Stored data
⁂

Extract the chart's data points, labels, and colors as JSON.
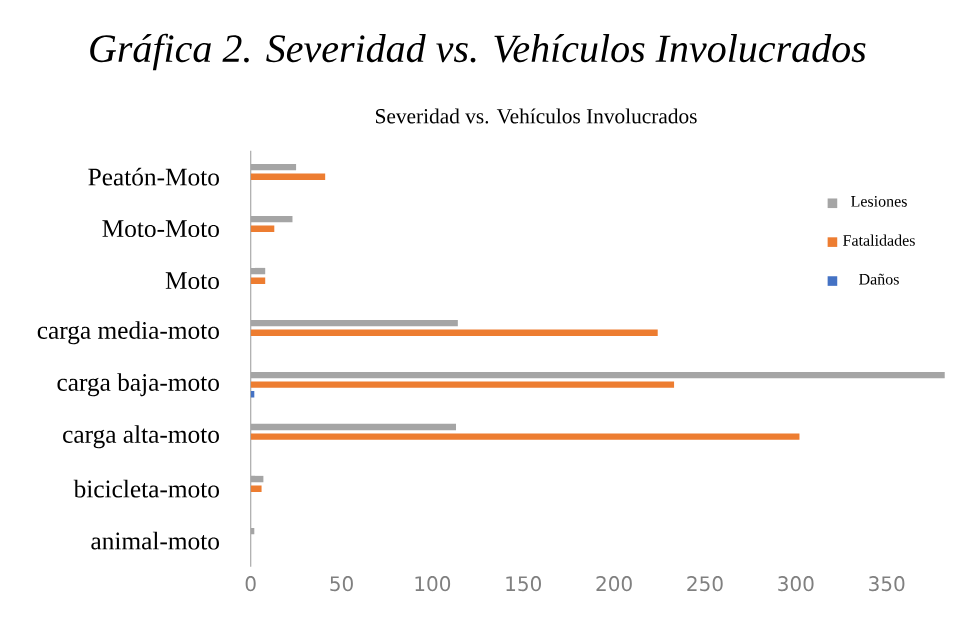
{
  "chart_data": {
    "type": "bar",
    "orientation": "horizontal",
    "title": "Gráfica 2. Severidad vs. Vehículos Involucrados",
    "subtitle": "Severidad vs. Vehículos Involucrados",
    "categories": [
      "Peatón-Moto",
      "Moto-Moto",
      "Moto",
      "carga media-moto",
      "carga baja-moto",
      "carga alta-moto",
      "bicicleta-moto",
      "animal-moto"
    ],
    "series": [
      {
        "name": "Lesiones",
        "color": "#a5a5a5",
        "values": [
          25,
          23,
          8,
          114,
          382,
          113,
          7,
          2
        ]
      },
      {
        "name": "Fatalidades",
        "color": "#ed7d31",
        "values": [
          41,
          13,
          8,
          224,
          233,
          302,
          6,
          null
        ]
      },
      {
        "name": "Daños",
        "color": "#4472c4",
        "values": [
          null,
          null,
          null,
          null,
          2,
          null,
          null,
          null
        ]
      }
    ],
    "xlim": [
      0,
      385
    ],
    "xticks": [
      0,
      50,
      100,
      150,
      200,
      250,
      300,
      350
    ],
    "grid": false,
    "legend": "right"
  }
}
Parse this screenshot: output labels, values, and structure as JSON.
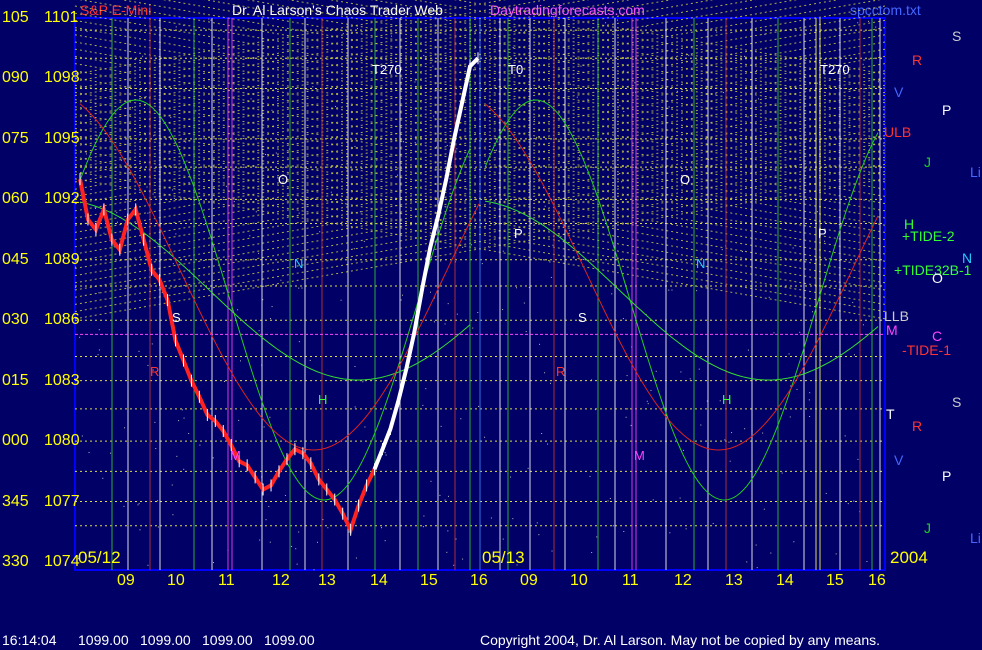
{
  "header": {
    "left_title": "S&P E-Mini",
    "center_title": "Dr. Al Larson's Chaos Trader Web",
    "site": "Daytradingforecasts.com",
    "file": "spcctom.txt"
  },
  "footer": {
    "time": "16:14:04",
    "ohlc": [
      "1099.00",
      "1099.00",
      "1099.00",
      "1099.00"
    ],
    "copyright": "Copyright 2004, Dr. Al Larson. May not be copied by any means."
  },
  "chart_data": {
    "type": "line",
    "y_left": [
      {
        "deg": "105",
        "price": "1101"
      },
      {
        "deg": "090",
        "price": "1098"
      },
      {
        "deg": "075",
        "price": "1095"
      },
      {
        "deg": "060",
        "price": "1092"
      },
      {
        "deg": "045",
        "price": "1089"
      },
      {
        "deg": "030",
        "price": "1086"
      },
      {
        "deg": "015",
        "price": "1083"
      },
      {
        "deg": "000",
        "price": "1080"
      },
      {
        "deg": "345",
        "price": "1077"
      },
      {
        "deg": "330",
        "price": "1074"
      }
    ],
    "ylim": [
      1074,
      1101
    ],
    "x_ticks_day1": [
      "09",
      "10",
      "11",
      "12",
      "13",
      "14",
      "15",
      "16"
    ],
    "x_ticks_day2": [
      "09",
      "10",
      "11",
      "12",
      "13",
      "14",
      "15",
      "16"
    ],
    "date1": "05/12",
    "date2": "05/13",
    "year": "2004",
    "price_series_day1": [
      1093,
      1091,
      1090.5,
      1091.5,
      1090,
      1089.5,
      1091,
      1091.5,
      1090,
      1088.5,
      1088,
      1087,
      1085,
      1084,
      1083,
      1082.2,
      1081.3,
      1081,
      1080.5,
      1079.8,
      1079,
      1078.8,
      1078.2,
      1077.6,
      1077.8,
      1078.5,
      1079.1,
      1079.6,
      1079.4,
      1078.9,
      1078.1,
      1077.6,
      1077.1,
      1076.4,
      1075.6,
      1076.8,
      1077.8,
      1078.6,
      1079.6,
      1080.6,
      1082,
      1083.6,
      1085.4,
      1087.6,
      1089.6,
      1091.2,
      1093,
      1095,
      1096.8,
      1098.6,
      1099
    ],
    "right_labels": [
      "S",
      "R",
      "V",
      "P",
      "ULB",
      "J",
      "Li",
      "H",
      "+TIDE-2",
      "+TIDE32B-1",
      "N",
      "O",
      "LLB",
      "M",
      "C",
      "-TIDE-1",
      "S",
      "T",
      "R",
      "V",
      "P",
      "J",
      "Li"
    ],
    "annotations": [
      "T270",
      "T0",
      "T270",
      "O",
      "N",
      "P",
      "O",
      "N",
      "P",
      "S",
      "H",
      "M",
      "R",
      "S",
      "H",
      "R",
      "M"
    ]
  }
}
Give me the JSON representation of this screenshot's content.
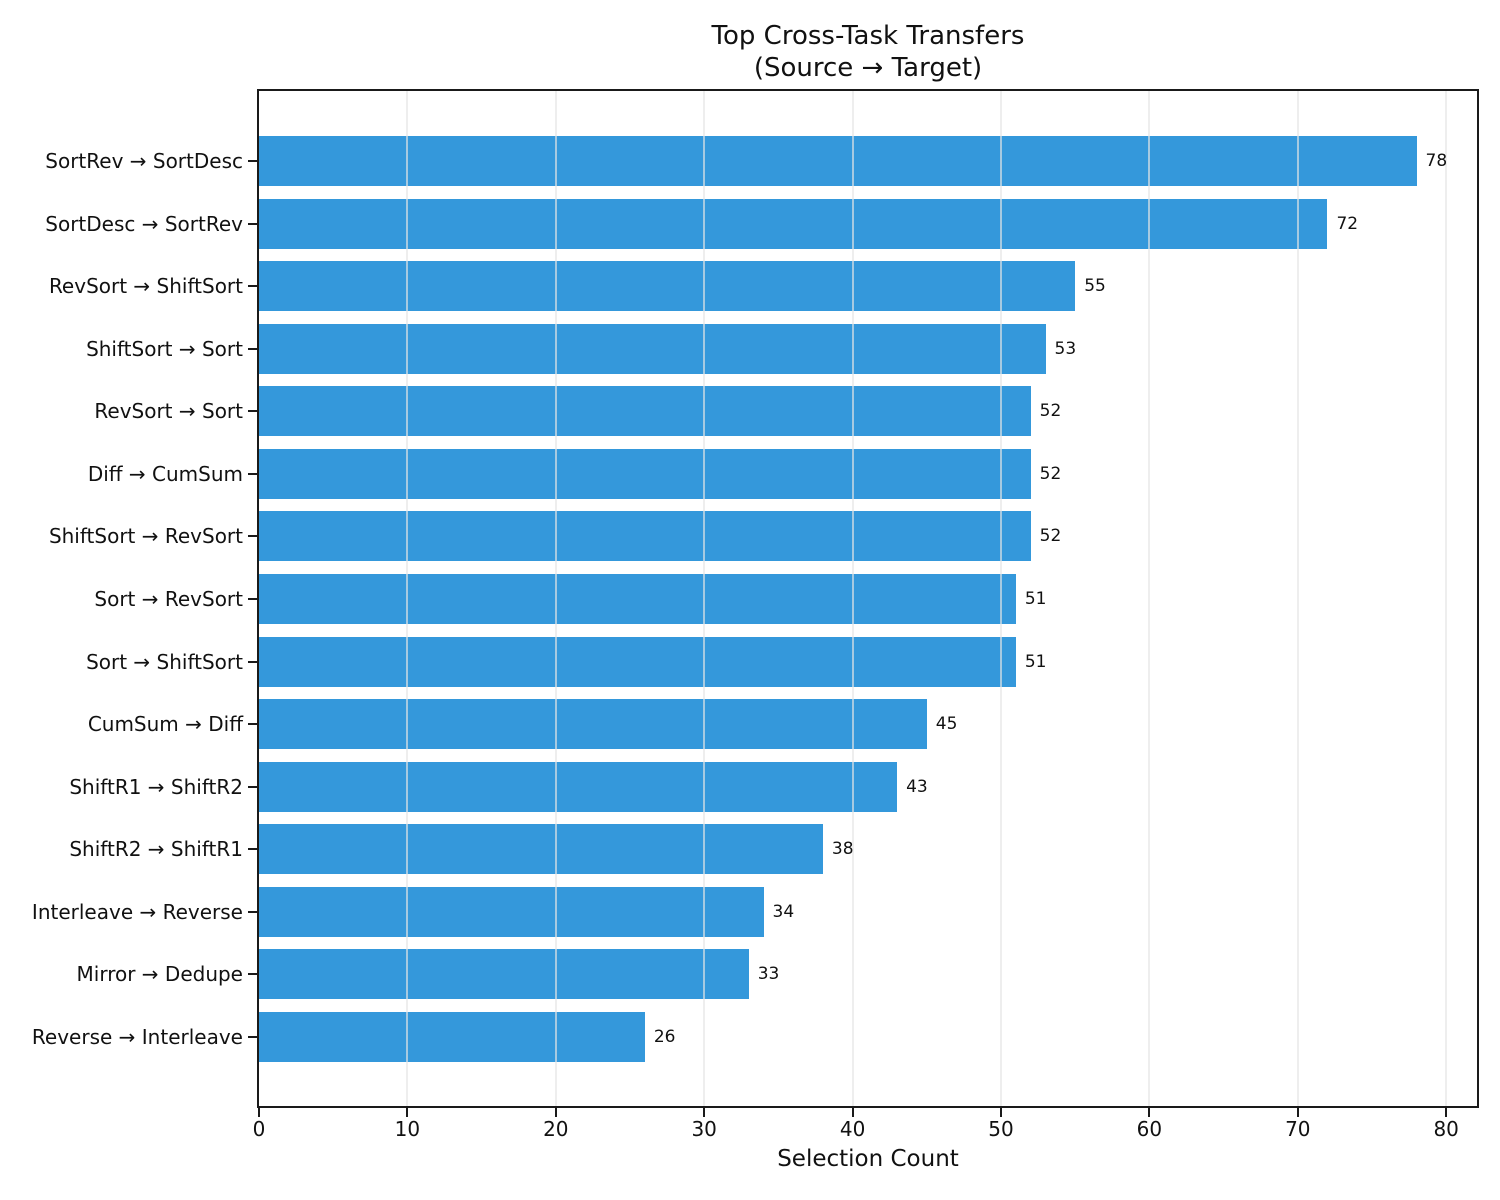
{
  "header": {
    "title": "Top Cross-Task Transfers",
    "subtitle": "(Source → Target)"
  },
  "chart_data": {
    "type": "bar",
    "orientation": "horizontal",
    "title": "Top Cross-Task Transfers (Source → Target)",
    "xlabel": "Selection Count",
    "ylabel": "",
    "categories": [
      "SortRev → SortDesc",
      "SortDesc → SortRev",
      "RevSort → ShiftSort",
      "ShiftSort → Sort",
      "RevSort → Sort",
      "Diff → CumSum",
      "ShiftSort → RevSort",
      "Sort → RevSort",
      "Sort → ShiftSort",
      "CumSum → Diff",
      "ShiftR1 → ShiftR2",
      "ShiftR2 → ShiftR1",
      "Interleave → Reverse",
      "Mirror → Dedupe",
      "Reverse → Interleave"
    ],
    "values": [
      78,
      72,
      55,
      53,
      52,
      52,
      52,
      51,
      51,
      45,
      43,
      38,
      34,
      33,
      26
    ],
    "xticks": [
      0,
      10,
      20,
      30,
      40,
      50,
      60,
      70,
      80
    ],
    "xlim": [
      0,
      82.3
    ],
    "grid": true,
    "legend": false,
    "value_labels_shown": true
  },
  "colors": {
    "bar": "#3498db",
    "grid": "#e5e5e5",
    "spine": "#1a1a1a",
    "text": "#111111",
    "background": "#ffffff"
  }
}
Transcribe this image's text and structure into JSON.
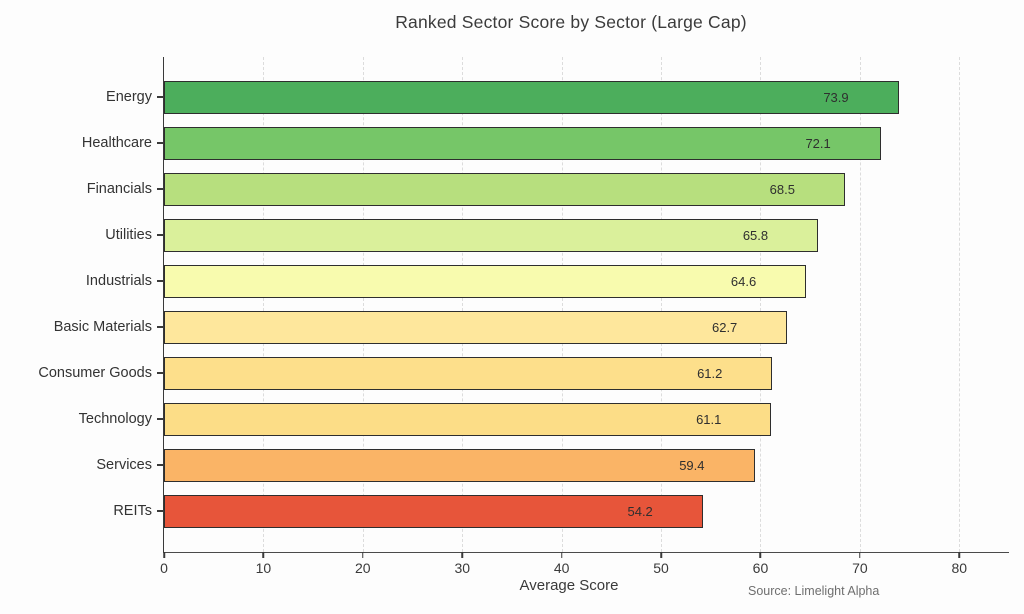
{
  "chart_data": {
    "type": "bar",
    "orientation": "horizontal",
    "title": "Ranked Sector Score by Sector (Large Cap)",
    "categories": [
      "Energy",
      "Healthcare",
      "Financials",
      "Utilities",
      "Industrials",
      "Basic Materials",
      "Consumer Goods",
      "Technology",
      "Services",
      "REITs"
    ],
    "values": [
      73.9,
      72.1,
      68.5,
      65.8,
      64.6,
      62.7,
      61.2,
      61.1,
      59.4,
      54.2
    ],
    "bar_colors": [
      "#4cae5c",
      "#76c668",
      "#b7df7e",
      "#daf09b",
      "#f8fbae",
      "#fee79c",
      "#fddf8b",
      "#fcdd87",
      "#fab466",
      "#e7553a"
    ],
    "bar_edge_color": "#2e2e2e",
    "xlabel": "Average Score",
    "ylabel": "",
    "xlim": [
      0,
      85
    ],
    "xticks": [
      0,
      10,
      20,
      30,
      40,
      50,
      60,
      70,
      80
    ],
    "grid": "vertical-dashed",
    "grid_color": "#dcdcdc",
    "legend": "none",
    "source": "Source: Limelight Alpha"
  }
}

⁂

Exercise task: Retype, word for word, only the lines from the line with "Transcribe this image's" to the final line of the listing above; the pictures do not belong in the copy.

Response for this exercise:
Transcribe this image's text and structure into JSON.
{
  "chart_data": {
    "type": "bar",
    "orientation": "horizontal",
    "title": "Ranked Sector Score by Sector (Large Cap)",
    "categories": [
      "Energy",
      "Healthcare",
      "Financials",
      "Utilities",
      "Industrials",
      "Basic Materials",
      "Consumer Goods",
      "Technology",
      "Services",
      "REITs"
    ],
    "values": [
      73.9,
      72.1,
      68.5,
      65.8,
      64.6,
      62.7,
      61.2,
      61.1,
      59.4,
      54.2
    ],
    "bar_colors": [
      "#4cae5c",
      "#76c668",
      "#b7df7e",
      "#daf09b",
      "#f8fbae",
      "#fee79c",
      "#fddf8b",
      "#fcdd87",
      "#fab466",
      "#e7553a"
    ],
    "bar_edge_color": "#2e2e2e",
    "xlabel": "Average Score",
    "ylabel": "",
    "xlim": [
      0,
      85
    ],
    "xticks": [
      0,
      10,
      20,
      30,
      40,
      50,
      60,
      70,
      80
    ],
    "grid": "vertical-dashed",
    "grid_color": "#dcdcdc",
    "legend": "none",
    "source": "Source: Limelight Alpha"
  }
}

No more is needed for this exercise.